#### Short exercise:
Exclude all pictures, then copy each of the records exactly as written.
──────── Information given
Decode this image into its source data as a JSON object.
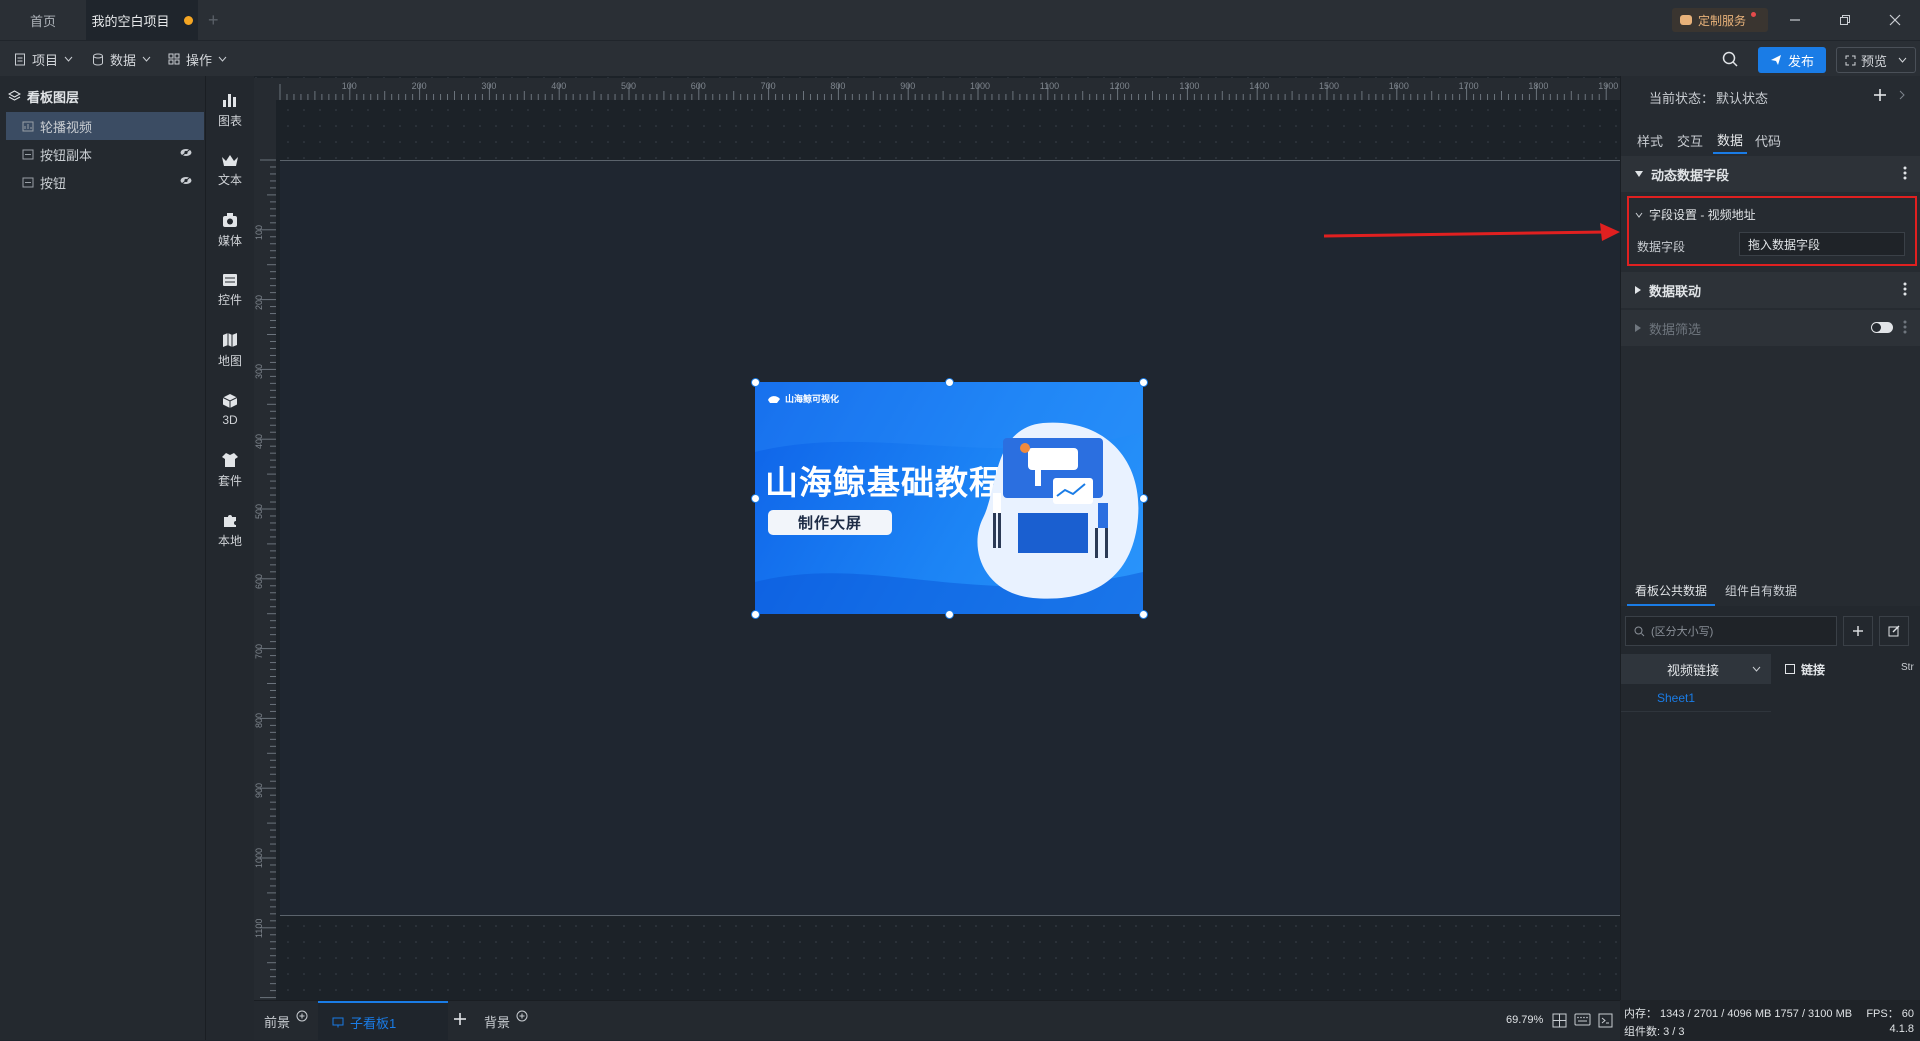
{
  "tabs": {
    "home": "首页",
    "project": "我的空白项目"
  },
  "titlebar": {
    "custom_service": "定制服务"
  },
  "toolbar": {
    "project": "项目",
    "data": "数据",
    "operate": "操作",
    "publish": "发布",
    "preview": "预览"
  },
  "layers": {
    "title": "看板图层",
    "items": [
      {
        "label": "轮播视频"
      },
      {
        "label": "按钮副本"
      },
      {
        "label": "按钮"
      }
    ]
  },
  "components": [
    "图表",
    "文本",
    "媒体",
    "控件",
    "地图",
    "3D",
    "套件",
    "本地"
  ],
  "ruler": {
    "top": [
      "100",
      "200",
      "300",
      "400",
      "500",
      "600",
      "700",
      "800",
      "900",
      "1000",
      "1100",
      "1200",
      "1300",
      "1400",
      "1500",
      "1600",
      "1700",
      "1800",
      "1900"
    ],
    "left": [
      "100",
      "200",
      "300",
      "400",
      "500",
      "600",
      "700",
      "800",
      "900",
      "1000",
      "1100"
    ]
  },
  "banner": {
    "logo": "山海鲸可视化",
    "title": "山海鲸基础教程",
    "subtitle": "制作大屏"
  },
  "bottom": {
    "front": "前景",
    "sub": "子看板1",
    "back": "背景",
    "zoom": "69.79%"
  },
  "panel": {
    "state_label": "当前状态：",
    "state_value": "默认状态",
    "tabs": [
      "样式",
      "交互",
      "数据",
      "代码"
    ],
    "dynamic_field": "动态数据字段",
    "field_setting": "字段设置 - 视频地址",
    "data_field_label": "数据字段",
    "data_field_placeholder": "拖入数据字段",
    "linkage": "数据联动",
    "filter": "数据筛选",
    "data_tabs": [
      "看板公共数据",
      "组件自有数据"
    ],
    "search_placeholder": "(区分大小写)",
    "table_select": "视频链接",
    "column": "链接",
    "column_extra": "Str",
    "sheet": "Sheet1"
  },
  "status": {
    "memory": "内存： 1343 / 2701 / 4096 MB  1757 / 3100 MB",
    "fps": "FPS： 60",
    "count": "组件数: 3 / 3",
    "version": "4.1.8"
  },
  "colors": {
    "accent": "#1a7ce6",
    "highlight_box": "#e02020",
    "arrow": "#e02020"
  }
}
────────────────
#### Solved problem:
Decode this image into its source data as a JSON object.
{
  "tabs": {
    "home": "首页",
    "project": "我的空白项目"
  },
  "titlebar": {
    "custom_service": "定制服务"
  },
  "toolbar": {
    "project": "项目",
    "data": "数据",
    "operate": "操作",
    "publish": "发布",
    "preview": "预览"
  },
  "layers": {
    "title": "看板图层",
    "items": [
      {
        "label": "轮播视频"
      },
      {
        "label": "按钮副本"
      },
      {
        "label": "按钮"
      }
    ]
  },
  "components": [
    "图表",
    "文本",
    "媒体",
    "控件",
    "地图",
    "3D",
    "套件",
    "本地"
  ],
  "ruler": {
    "top": [
      "100",
      "200",
      "300",
      "400",
      "500",
      "600",
      "700",
      "800",
      "900",
      "1000",
      "1100",
      "1200",
      "1300",
      "1400",
      "1500",
      "1600",
      "1700",
      "1800",
      "1900"
    ],
    "left": [
      "100",
      "200",
      "300",
      "400",
      "500",
      "600",
      "700",
      "800",
      "900",
      "1000",
      "1100"
    ]
  },
  "banner": {
    "logo": "山海鲸可视化",
    "title": "山海鲸基础教程",
    "subtitle": "制作大屏"
  },
  "bottom": {
    "front": "前景",
    "sub": "子看板1",
    "back": "背景",
    "zoom": "69.79%"
  },
  "panel": {
    "state_label": "当前状态：",
    "state_value": "默认状态",
    "tabs": [
      "样式",
      "交互",
      "数据",
      "代码"
    ],
    "dynamic_field": "动态数据字段",
    "field_setting": "字段设置 - 视频地址",
    "data_field_label": "数据字段",
    "data_field_placeholder": "拖入数据字段",
    "linkage": "数据联动",
    "filter": "数据筛选",
    "data_tabs": [
      "看板公共数据",
      "组件自有数据"
    ],
    "search_placeholder": "(区分大小写)",
    "table_select": "视频链接",
    "column": "链接",
    "column_extra": "Str",
    "sheet": "Sheet1"
  },
  "status": {
    "memory": "内存： 1343 / 2701 / 4096 MB  1757 / 3100 MB",
    "fps": "FPS： 60",
    "count": "组件数: 3 / 3",
    "version": "4.1.8"
  },
  "colors": {
    "accent": "#1a7ce6",
    "highlight_box": "#e02020",
    "arrow": "#e02020"
  }
}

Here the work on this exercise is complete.